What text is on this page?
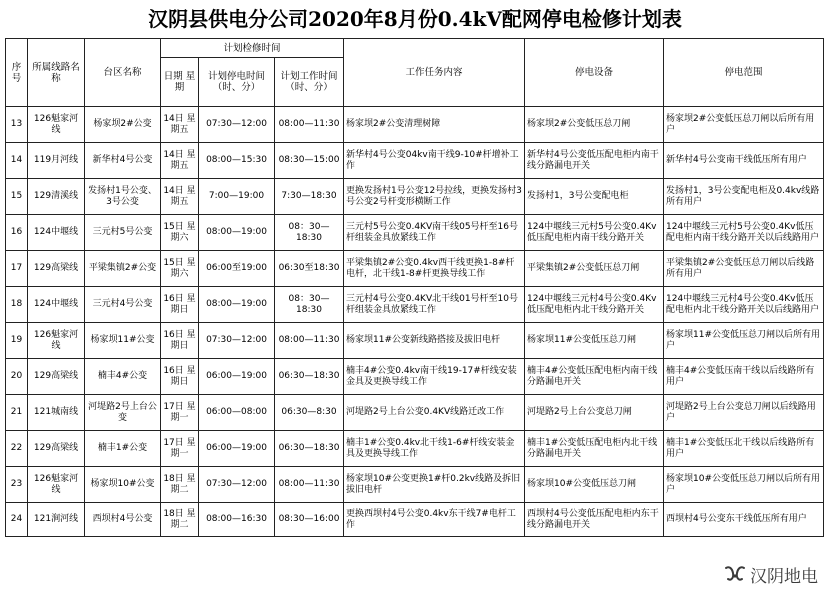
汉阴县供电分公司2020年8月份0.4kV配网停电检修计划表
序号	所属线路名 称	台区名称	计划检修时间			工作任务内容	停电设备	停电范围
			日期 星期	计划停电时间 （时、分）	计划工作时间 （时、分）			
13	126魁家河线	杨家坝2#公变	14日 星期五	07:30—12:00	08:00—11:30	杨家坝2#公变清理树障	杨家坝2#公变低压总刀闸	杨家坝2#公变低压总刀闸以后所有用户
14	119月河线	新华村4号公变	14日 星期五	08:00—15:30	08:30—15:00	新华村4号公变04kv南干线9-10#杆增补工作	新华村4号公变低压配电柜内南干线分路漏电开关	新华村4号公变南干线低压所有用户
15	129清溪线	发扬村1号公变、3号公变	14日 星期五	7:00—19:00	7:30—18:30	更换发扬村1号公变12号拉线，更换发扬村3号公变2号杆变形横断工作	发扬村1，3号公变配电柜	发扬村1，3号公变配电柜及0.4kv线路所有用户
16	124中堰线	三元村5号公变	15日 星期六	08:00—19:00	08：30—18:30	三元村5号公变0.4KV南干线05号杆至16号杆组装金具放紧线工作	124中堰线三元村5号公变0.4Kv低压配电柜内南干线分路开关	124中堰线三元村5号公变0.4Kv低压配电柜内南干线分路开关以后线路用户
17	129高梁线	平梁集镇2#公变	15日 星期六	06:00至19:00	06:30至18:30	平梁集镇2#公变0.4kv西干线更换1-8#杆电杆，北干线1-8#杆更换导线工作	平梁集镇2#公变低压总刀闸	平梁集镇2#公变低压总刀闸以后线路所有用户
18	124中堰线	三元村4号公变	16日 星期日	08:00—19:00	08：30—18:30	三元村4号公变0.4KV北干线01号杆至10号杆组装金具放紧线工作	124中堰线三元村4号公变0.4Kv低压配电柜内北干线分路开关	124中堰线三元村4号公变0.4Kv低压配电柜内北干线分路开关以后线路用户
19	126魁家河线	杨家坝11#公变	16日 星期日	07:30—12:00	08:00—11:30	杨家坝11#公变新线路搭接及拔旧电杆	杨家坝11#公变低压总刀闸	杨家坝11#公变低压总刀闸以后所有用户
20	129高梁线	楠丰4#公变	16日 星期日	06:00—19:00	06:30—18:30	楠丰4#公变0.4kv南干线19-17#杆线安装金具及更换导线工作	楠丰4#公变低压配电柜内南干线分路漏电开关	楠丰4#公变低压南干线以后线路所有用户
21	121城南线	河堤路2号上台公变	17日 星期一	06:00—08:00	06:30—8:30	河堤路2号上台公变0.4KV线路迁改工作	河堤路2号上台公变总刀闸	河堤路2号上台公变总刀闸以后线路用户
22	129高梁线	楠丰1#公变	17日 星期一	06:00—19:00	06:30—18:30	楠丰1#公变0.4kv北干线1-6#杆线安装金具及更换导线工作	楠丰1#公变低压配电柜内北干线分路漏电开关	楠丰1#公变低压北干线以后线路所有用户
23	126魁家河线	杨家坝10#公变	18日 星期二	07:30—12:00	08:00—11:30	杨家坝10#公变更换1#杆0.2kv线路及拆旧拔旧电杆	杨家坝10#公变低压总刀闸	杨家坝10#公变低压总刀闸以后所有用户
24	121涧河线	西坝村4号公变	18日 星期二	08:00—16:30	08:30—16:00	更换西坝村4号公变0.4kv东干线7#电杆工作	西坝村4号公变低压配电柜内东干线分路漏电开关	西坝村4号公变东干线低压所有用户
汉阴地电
==================================================
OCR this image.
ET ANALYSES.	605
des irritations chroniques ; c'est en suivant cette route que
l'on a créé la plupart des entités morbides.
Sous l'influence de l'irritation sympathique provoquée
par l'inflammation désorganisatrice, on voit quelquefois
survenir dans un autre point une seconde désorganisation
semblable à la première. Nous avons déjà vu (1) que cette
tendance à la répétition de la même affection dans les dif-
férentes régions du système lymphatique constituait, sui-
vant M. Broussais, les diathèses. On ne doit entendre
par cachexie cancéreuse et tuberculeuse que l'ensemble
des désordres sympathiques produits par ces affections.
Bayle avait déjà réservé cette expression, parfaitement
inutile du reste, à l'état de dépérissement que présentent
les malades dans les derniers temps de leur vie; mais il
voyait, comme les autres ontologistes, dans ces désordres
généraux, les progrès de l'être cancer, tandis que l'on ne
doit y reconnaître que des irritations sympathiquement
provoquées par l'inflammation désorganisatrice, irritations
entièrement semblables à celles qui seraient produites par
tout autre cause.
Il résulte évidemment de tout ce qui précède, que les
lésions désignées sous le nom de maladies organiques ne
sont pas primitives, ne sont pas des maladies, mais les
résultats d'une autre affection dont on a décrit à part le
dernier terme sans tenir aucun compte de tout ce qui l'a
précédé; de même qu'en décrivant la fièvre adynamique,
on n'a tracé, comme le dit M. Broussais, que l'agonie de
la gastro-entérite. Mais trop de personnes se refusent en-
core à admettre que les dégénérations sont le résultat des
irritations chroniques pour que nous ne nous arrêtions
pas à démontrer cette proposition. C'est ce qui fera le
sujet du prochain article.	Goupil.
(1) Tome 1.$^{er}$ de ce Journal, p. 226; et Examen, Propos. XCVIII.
==================================================
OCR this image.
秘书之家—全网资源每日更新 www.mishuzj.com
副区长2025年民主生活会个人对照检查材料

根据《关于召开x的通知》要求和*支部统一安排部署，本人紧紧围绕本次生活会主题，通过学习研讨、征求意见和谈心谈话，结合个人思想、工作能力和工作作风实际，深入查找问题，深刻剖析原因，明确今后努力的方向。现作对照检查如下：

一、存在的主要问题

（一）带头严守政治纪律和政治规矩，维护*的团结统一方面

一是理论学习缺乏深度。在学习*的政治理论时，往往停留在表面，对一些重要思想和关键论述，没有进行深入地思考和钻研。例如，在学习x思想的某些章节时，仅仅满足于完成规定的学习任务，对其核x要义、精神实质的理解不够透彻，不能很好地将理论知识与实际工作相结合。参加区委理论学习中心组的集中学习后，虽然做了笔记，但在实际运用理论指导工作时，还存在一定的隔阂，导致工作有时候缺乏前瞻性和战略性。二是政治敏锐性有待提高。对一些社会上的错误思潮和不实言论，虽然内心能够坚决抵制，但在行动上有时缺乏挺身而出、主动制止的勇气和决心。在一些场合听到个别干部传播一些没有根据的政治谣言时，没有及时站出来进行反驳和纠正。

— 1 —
==================================================
■ AIM
In the entries above, find lines with "inflammation" and copy each.

■ THE RESULT
par l'inflammation désorganisatrice, on voit quelquefois
provoquées par l'inflammation désorganisatrice, irritations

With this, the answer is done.